## THE PROBLEM:
Every entry that follows should be reproduced exactly.

==== RECORDS TO PROCESS ====

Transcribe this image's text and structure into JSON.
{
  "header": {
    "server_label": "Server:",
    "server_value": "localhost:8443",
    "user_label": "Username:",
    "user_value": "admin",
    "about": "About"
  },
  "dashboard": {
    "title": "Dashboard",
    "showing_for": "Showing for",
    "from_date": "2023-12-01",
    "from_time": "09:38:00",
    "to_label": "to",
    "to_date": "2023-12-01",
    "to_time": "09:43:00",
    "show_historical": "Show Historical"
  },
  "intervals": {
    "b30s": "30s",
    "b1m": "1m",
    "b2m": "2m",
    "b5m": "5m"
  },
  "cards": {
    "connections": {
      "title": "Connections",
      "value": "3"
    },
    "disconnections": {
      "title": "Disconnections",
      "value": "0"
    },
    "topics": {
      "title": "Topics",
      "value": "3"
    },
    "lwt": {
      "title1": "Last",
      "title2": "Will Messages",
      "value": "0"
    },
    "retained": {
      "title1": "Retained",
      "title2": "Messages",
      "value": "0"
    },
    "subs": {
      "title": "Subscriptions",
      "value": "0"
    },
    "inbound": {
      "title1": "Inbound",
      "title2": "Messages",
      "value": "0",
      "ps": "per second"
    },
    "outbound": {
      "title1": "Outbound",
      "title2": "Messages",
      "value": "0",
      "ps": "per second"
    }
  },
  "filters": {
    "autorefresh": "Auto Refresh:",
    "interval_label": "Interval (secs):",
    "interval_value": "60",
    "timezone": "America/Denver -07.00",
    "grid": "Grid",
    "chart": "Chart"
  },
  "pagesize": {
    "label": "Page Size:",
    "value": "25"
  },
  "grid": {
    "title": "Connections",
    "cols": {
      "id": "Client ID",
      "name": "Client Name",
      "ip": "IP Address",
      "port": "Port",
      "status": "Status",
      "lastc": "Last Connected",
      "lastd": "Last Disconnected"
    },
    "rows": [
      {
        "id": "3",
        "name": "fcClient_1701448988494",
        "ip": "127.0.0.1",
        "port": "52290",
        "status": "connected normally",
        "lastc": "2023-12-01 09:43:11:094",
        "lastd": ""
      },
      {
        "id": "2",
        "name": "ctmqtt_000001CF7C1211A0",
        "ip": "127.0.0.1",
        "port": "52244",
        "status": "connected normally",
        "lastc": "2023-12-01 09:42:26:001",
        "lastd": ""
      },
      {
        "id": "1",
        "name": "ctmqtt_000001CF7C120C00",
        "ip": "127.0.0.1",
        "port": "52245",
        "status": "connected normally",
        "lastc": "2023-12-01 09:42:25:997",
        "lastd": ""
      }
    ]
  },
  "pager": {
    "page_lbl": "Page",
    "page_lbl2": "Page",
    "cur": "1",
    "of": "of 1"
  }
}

====

## WRITTEN RESPONSE:
Transcribe this image's text and structure into JSON.
{
  "header": {
    "server_label": "Server:",
    "server_value": "localhost:8443",
    "user_label": "Username:",
    "user_value": "admin",
    "about": "About"
  },
  "dashboard": {
    "title": "Dashboard",
    "showing_for": "Showing for",
    "from_date": "2023-12-01",
    "from_time": "09:38:00",
    "to_label": "to",
    "to_date": "2023-12-01",
    "to_time": "09:43:00",
    "show_historical": "Show Historical"
  },
  "intervals": {
    "b30s": "30s",
    "b1m": "1m",
    "b2m": "2m",
    "b5m": "5m"
  },
  "cards": {
    "connections": {
      "title": "Connections",
      "value": "3"
    },
    "disconnections": {
      "title": "Disconnections",
      "value": "0"
    },
    "topics": {
      "title": "Topics",
      "value": "3"
    },
    "lwt": {
      "title1": "Last",
      "title2": "Will Messages",
      "value": "0"
    },
    "retained": {
      "title1": "Retained",
      "title2": "Messages",
      "value": "0"
    },
    "subs": {
      "title": "Subscriptions",
      "value": "0"
    },
    "inbound": {
      "title1": "Inbound",
      "title2": "Messages",
      "value": "0",
      "ps": "per second"
    },
    "outbound": {
      "title1": "Outbound",
      "title2": "Messages",
      "value": "0",
      "ps": "per second"
    }
  },
  "filters": {
    "autorefresh": "Auto Refresh:",
    "interval_label": "Interval (secs):",
    "interval_value": "60",
    "timezone": "America/Denver -07.00",
    "grid": "Grid",
    "chart": "Chart"
  },
  "pagesize": {
    "label": "Page Size:",
    "value": "25"
  },
  "grid": {
    "title": "Connections",
    "cols": {
      "id": "Client ID",
      "name": "Client Name",
      "ip": "IP Address",
      "port": "Port",
      "status": "Status",
      "lastc": "Last Connected",
      "lastd": "Last Disconnected"
    },
    "rows": [
      {
        "id": "3",
        "name": "fcClient_1701448988494",
        "ip": "127.0.0.1",
        "port": "52290",
        "status": "connected normally",
        "lastc": "2023-12-01 09:43:11:094",
        "lastd": ""
      },
      {
        "id": "2",
        "name": "ctmqtt_000001CF7C1211A0",
        "ip": "127.0.0.1",
        "port": "52244",
        "status": "connected normally",
        "lastc": "2023-12-01 09:42:26:001",
        "lastd": ""
      },
      {
        "id": "1",
        "name": "ctmqtt_000001CF7C120C00",
        "ip": "127.0.0.1",
        "port": "52245",
        "status": "connected normally",
        "lastc": "2023-12-01 09:42:25:997",
        "lastd": ""
      }
    ]
  },
  "pager": {
    "page_lbl": "Page",
    "page_lbl2": "Page",
    "cur": "1",
    "of": "of 1"
  }
}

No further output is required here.